begin
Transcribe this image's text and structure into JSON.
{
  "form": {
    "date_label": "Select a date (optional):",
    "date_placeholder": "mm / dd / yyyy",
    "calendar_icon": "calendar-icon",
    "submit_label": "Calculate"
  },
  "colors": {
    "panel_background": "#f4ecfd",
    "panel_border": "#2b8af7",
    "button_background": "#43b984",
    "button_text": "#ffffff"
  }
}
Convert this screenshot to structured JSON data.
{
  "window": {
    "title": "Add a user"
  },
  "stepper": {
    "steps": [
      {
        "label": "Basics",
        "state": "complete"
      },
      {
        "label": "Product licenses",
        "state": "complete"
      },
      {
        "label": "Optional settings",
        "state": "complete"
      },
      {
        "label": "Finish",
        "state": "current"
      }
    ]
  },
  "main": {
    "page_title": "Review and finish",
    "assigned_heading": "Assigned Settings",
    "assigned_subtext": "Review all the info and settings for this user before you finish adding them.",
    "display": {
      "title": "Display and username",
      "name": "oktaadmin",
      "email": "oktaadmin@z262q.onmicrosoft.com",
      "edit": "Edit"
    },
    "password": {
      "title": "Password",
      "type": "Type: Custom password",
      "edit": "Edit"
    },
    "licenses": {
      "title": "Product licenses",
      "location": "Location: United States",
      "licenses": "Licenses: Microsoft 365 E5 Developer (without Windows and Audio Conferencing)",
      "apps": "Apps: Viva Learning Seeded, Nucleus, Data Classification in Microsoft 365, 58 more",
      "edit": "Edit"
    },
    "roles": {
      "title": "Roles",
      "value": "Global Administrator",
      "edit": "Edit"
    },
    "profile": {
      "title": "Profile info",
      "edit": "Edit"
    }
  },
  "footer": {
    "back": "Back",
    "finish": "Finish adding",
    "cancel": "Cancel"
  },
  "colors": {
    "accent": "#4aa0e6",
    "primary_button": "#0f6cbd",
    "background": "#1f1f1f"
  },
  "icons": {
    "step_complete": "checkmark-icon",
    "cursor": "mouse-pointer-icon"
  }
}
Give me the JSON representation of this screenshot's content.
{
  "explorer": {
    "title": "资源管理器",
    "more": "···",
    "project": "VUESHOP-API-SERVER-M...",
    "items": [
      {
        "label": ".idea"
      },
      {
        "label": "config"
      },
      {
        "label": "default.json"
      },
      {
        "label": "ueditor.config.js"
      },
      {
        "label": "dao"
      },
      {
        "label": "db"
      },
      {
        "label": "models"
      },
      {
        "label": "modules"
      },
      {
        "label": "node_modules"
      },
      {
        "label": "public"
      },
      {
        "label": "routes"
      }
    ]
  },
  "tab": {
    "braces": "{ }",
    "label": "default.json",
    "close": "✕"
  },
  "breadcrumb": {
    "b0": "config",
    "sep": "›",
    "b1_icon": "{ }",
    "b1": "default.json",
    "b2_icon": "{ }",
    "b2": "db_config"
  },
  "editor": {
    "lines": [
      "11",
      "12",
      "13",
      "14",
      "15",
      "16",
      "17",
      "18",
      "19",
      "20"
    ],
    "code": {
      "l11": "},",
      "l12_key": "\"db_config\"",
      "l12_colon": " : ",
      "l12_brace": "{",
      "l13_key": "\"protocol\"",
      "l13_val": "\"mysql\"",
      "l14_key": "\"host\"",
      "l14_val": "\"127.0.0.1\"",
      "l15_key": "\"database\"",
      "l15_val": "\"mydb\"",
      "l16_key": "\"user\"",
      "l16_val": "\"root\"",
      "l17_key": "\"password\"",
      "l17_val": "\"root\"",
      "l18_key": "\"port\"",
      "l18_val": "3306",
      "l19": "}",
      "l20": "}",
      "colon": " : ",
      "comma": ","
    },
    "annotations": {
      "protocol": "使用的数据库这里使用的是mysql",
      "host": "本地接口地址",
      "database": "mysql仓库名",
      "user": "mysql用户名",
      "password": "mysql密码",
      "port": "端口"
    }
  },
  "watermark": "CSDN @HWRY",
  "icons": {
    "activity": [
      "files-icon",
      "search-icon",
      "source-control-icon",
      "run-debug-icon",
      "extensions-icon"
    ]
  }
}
end
**STATED PROBLEM:** Return the listing above in its exact form.

**RESPONSE BELOW:**
Transcribe this image's text and structure into JSON.
{
  "form": {
    "date_label": "Select a date (optional):",
    "date_placeholder": "mm / dd / yyyy",
    "calendar_icon": "calendar-icon",
    "submit_label": "Calculate"
  },
  "colors": {
    "panel_background": "#f4ecfd",
    "panel_border": "#2b8af7",
    "button_background": "#43b984",
    "button_text": "#ffffff"
  }
}
Convert this screenshot to structured JSON data.
{
  "window": {
    "title": "Add a user"
  },
  "stepper": {
    "steps": [
      {
        "label": "Basics",
        "state": "complete"
      },
      {
        "label": "Product licenses",
        "state": "complete"
      },
      {
        "label": "Optional settings",
        "state": "complete"
      },
      {
        "label": "Finish",
        "state": "current"
      }
    ]
  },
  "main": {
    "page_title": "Review and finish",
    "assigned_heading": "Assigned Settings",
    "assigned_subtext": "Review all the info and settings for this user before you finish adding them.",
    "display": {
      "title": "Display and username",
      "name": "oktaadmin",
      "email": "oktaadmin@z262q.onmicrosoft.com",
      "edit": "Edit"
    },
    "password": {
      "title": "Password",
      "type": "Type: Custom password",
      "edit": "Edit"
    },
    "licenses": {
      "title": "Product licenses",
      "location": "Location: United States",
      "licenses": "Licenses: Microsoft 365 E5 Developer (without Windows and Audio Conferencing)",
      "apps": "Apps: Viva Learning Seeded, Nucleus, Data Classification in Microsoft 365, 58 more",
      "edit": "Edit"
    },
    "roles": {
      "title": "Roles",
      "value": "Global Administrator",
      "edit": "Edit"
    },
    "profile": {
      "title": "Profile info",
      "edit": "Edit"
    }
  },
  "footer": {
    "back": "Back",
    "finish": "Finish adding",
    "cancel": "Cancel"
  },
  "colors": {
    "accent": "#4aa0e6",
    "primary_button": "#0f6cbd",
    "background": "#1f1f1f"
  },
  "icons": {
    "step_complete": "checkmark-icon",
    "cursor": "mouse-pointer-icon"
  }
}
Give me the JSON representation of this screenshot's content.
{
  "explorer": {
    "title": "资源管理器",
    "more": "···",
    "project": "VUESHOP-API-SERVER-M...",
    "items": [
      {
        "label": ".idea"
      },
      {
        "label": "config"
      },
      {
        "label": "default.json"
      },
      {
        "label": "ueditor.config.js"
      },
      {
        "label": "dao"
      },
      {
        "label": "db"
      },
      {
        "label": "models"
      },
      {
        "label": "modules"
      },
      {
        "label": "node_modules"
      },
      {
        "label": "public"
      },
      {
        "label": "routes"
      }
    ]
  },
  "tab": {
    "braces": "{ }",
    "label": "default.json",
    "close": "✕"
  },
  "breadcrumb": {
    "b0": "config",
    "sep": "›",
    "b1_icon": "{ }",
    "b1": "default.json",
    "b2_icon": "{ }",
    "b2": "db_config"
  },
  "editor": {
    "lines": [
      "11",
      "12",
      "13",
      "14",
      "15",
      "16",
      "17",
      "18",
      "19",
      "20"
    ],
    "code": {
      "l11": "},",
      "l12_key": "\"db_config\"",
      "l12_colon": " : ",
      "l12_brace": "{",
      "l13_key": "\"protocol\"",
      "l13_val": "\"mysql\"",
      "l14_key": "\"host\"",
      "l14_val": "\"127.0.0.1\"",
      "l15_key": "\"database\"",
      "l15_val": "\"mydb\"",
      "l16_key": "\"user\"",
      "l16_val": "\"root\"",
      "l17_key": "\"password\"",
      "l17_val": "\"root\"",
      "l18_key": "\"port\"",
      "l18_val": "3306",
      "l19": "}",
      "l20": "}",
      "colon": " : ",
      "comma": ","
    },
    "annotations": {
      "protocol": "使用的数据库这里使用的是mysql",
      "host": "本地接口地址",
      "database": "mysql仓库名",
      "user": "mysql用户名",
      "password": "mysql密码",
      "port": "端口"
    }
  },
  "watermark": "CSDN @HWRY",
  "icons": {
    "activity": [
      "files-icon",
      "search-icon",
      "source-control-icon",
      "run-debug-icon",
      "extensions-icon"
    ]
  }
}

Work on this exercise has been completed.